> _What to work on_:
Pictures appear in the records below; write out everything else exactly.

> _Records from a data collection_:
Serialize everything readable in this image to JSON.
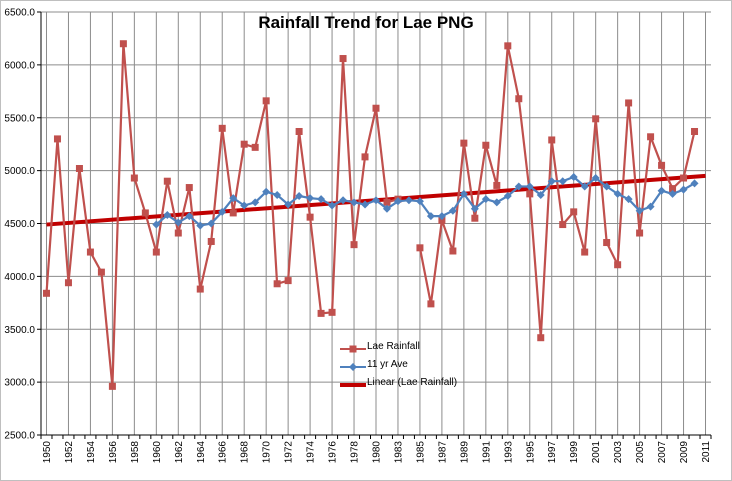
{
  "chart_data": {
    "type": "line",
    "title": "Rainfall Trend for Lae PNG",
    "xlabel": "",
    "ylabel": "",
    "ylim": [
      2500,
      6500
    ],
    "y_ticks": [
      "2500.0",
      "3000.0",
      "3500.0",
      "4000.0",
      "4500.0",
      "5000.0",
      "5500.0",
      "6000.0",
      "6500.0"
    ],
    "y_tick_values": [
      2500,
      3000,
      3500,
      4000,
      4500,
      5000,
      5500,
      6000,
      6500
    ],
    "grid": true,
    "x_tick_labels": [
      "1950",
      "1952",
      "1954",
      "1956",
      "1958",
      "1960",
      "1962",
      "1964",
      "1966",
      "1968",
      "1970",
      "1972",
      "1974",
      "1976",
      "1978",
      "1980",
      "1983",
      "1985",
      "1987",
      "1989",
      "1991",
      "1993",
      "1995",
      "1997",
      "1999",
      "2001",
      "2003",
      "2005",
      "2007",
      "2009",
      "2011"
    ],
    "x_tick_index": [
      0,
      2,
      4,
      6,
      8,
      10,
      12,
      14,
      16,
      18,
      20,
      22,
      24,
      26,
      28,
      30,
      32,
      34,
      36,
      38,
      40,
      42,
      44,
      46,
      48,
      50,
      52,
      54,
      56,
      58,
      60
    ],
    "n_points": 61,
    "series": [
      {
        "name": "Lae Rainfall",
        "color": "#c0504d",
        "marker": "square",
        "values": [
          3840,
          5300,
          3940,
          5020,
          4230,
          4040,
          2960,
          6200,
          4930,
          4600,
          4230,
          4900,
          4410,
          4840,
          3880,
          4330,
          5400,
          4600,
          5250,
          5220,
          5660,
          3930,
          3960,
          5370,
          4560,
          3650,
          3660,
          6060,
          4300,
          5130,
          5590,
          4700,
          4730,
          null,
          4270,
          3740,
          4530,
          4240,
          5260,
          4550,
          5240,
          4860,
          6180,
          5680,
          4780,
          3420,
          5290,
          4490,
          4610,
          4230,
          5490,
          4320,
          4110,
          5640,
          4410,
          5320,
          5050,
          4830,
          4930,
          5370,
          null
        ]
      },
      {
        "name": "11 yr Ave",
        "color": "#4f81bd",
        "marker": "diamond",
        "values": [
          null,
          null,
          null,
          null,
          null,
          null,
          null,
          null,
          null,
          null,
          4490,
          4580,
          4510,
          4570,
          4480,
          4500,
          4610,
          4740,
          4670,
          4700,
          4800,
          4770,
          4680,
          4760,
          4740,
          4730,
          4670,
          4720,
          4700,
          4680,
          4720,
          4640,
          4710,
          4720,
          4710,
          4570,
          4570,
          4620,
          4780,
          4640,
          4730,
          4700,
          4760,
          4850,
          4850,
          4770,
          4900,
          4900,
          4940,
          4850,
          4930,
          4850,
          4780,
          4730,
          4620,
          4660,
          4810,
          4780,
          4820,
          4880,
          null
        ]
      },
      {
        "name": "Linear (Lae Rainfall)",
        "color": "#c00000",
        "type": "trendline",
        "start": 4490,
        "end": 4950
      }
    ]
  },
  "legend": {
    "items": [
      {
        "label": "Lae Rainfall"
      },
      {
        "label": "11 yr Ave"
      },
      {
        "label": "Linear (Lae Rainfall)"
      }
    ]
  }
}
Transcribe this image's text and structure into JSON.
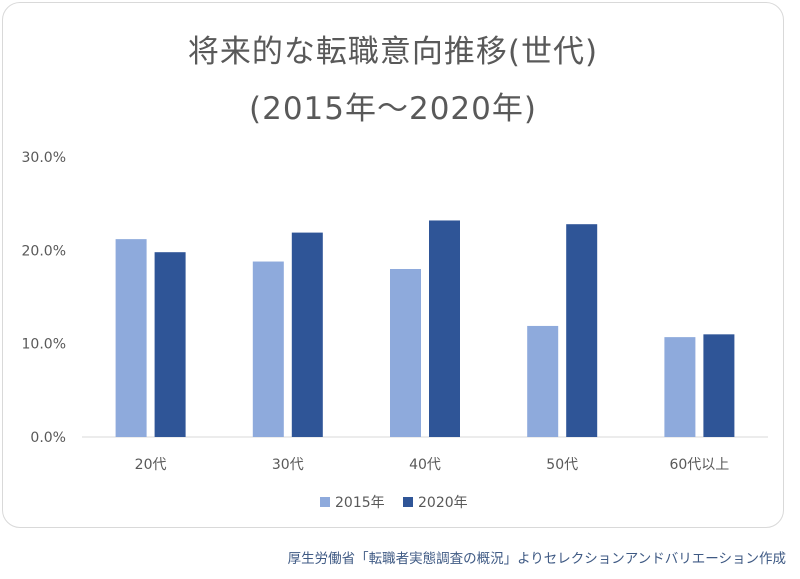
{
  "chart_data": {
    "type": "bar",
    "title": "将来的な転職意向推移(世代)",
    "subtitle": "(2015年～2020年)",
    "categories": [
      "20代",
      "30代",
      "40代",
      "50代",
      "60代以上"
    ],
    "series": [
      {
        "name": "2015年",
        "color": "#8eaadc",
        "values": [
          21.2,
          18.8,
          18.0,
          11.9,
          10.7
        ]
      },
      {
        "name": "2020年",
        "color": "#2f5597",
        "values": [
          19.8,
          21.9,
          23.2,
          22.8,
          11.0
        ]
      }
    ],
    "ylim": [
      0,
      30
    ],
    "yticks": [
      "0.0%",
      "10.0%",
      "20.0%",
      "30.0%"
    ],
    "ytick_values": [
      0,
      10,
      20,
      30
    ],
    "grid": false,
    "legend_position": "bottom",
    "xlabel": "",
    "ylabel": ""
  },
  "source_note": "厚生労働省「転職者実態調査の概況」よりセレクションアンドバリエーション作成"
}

> _Task output_:
Serialize everything readable in this image to JSON.
{
  "chart_data": {
    "type": "line",
    "title": "Rainfall Trend for Lae PNG",
    "xlabel": "",
    "ylabel": "",
    "ylim": [
      2500,
      6500
    ],
    "y_ticks": [
      "2500.0",
      "3000.0",
      "3500.0",
      "4000.0",
      "4500.0",
      "5000.0",
      "5500.0",
      "6000.0",
      "6500.0"
    ],
    "y_tick_values": [
      2500,
      3000,
      3500,
      4000,
      4500,
      5000,
      5500,
      6000,
      6500
    ],
    "grid": true,
    "x_tick_labels": [
      "1950",
      "1952",
      "1954",
      "1956",
      "1958",
      "1960",
      "1962",
      "1964",
      "1966",
      "1968",
      "1970",
      "1972",
      "1974",
      "1976",
      "1978",
      "1980",
      "1983",
      "1985",
      "1987",
      "1989",
      "1991",
      "1993",
      "1995",
      "1997",
      "1999",
      "2001",
      "2003",
      "2005",
      "2007",
      "2009",
      "2011"
    ],
    "x_tick_index": [
      0,
      2,
      4,
      6,
      8,
      10,
      12,
      14,
      16,
      18,
      20,
      22,
      24,
      26,
      28,
      30,
      32,
      34,
      36,
      38,
      40,
      42,
      44,
      46,
      48,
      50,
      52,
      54,
      56,
      58,
      60
    ],
    "n_points": 61,
    "series": [
      {
        "name": "Lae Rainfall",
        "color": "#c0504d",
        "marker": "square",
        "values": [
          3840,
          5300,
          3940,
          5020,
          4230,
          4040,
          2960,
          6200,
          4930,
          4600,
          4230,
          4900,
          4410,
          4840,
          3880,
          4330,
          5400,
          4600,
          5250,
          5220,
          5660,
          3930,
          3960,
          5370,
          4560,
          3650,
          3660,
          6060,
          4300,
          5130,
          5590,
          4700,
          4730,
          null,
          4270,
          3740,
          4530,
          4240,
          5260,
          4550,
          5240,
          4860,
          6180,
          5680,
          4780,
          3420,
          5290,
          4490,
          4610,
          4230,
          5490,
          4320,
          4110,
          5640,
          4410,
          5320,
          5050,
          4830,
          4930,
          5370,
          null
        ]
      },
      {
        "name": "11 yr Ave",
        "color": "#4f81bd",
        "marker": "diamond",
        "values": [
          null,
          null,
          null,
          null,
          null,
          null,
          null,
          null,
          null,
          null,
          4490,
          4580,
          4510,
          4570,
          4480,
          4500,
          4610,
          4740,
          4670,
          4700,
          4800,
          4770,
          4680,
          4760,
          4740,
          4730,
          4670,
          4720,
          4700,
          4680,
          4720,
          4640,
          4710,
          4720,
          4710,
          4570,
          4570,
          4620,
          4780,
          4640,
          4730,
          4700,
          4760,
          4850,
          4850,
          4770,
          4900,
          4900,
          4940,
          4850,
          4930,
          4850,
          4780,
          4730,
          4620,
          4660,
          4810,
          4780,
          4820,
          4880,
          null
        ]
      },
      {
        "name": "Linear (Lae Rainfall)",
        "color": "#c00000",
        "type": "trendline",
        "start": 4490,
        "end": 4950
      }
    ]
  },
  "legend": {
    "items": [
      {
        "label": "Lae Rainfall"
      },
      {
        "label": "11 yr Ave"
      },
      {
        "label": "Linear (Lae Rainfall)"
      }
    ]
  }
}
Transcribe this image's text and structure into JSON.
{
  "chart_data": {
    "type": "bar",
    "title": "将来的な転職意向推移(世代)",
    "subtitle": "(2015年～2020年)",
    "categories": [
      "20代",
      "30代",
      "40代",
      "50代",
      "60代以上"
    ],
    "series": [
      {
        "name": "2015年",
        "color": "#8eaadc",
        "values": [
          21.2,
          18.8,
          18.0,
          11.9,
          10.7
        ]
      },
      {
        "name": "2020年",
        "color": "#2f5597",
        "values": [
          19.8,
          21.9,
          23.2,
          22.8,
          11.0
        ]
      }
    ],
    "ylim": [
      0,
      30
    ],
    "yticks": [
      "0.0%",
      "10.0%",
      "20.0%",
      "30.0%"
    ],
    "ytick_values": [
      0,
      10,
      20,
      30
    ],
    "grid": false,
    "legend_position": "bottom",
    "xlabel": "",
    "ylabel": ""
  },
  "source_note": "厚生労働省「転職者実態調査の概況」よりセレクションアンドバリエーション作成"
}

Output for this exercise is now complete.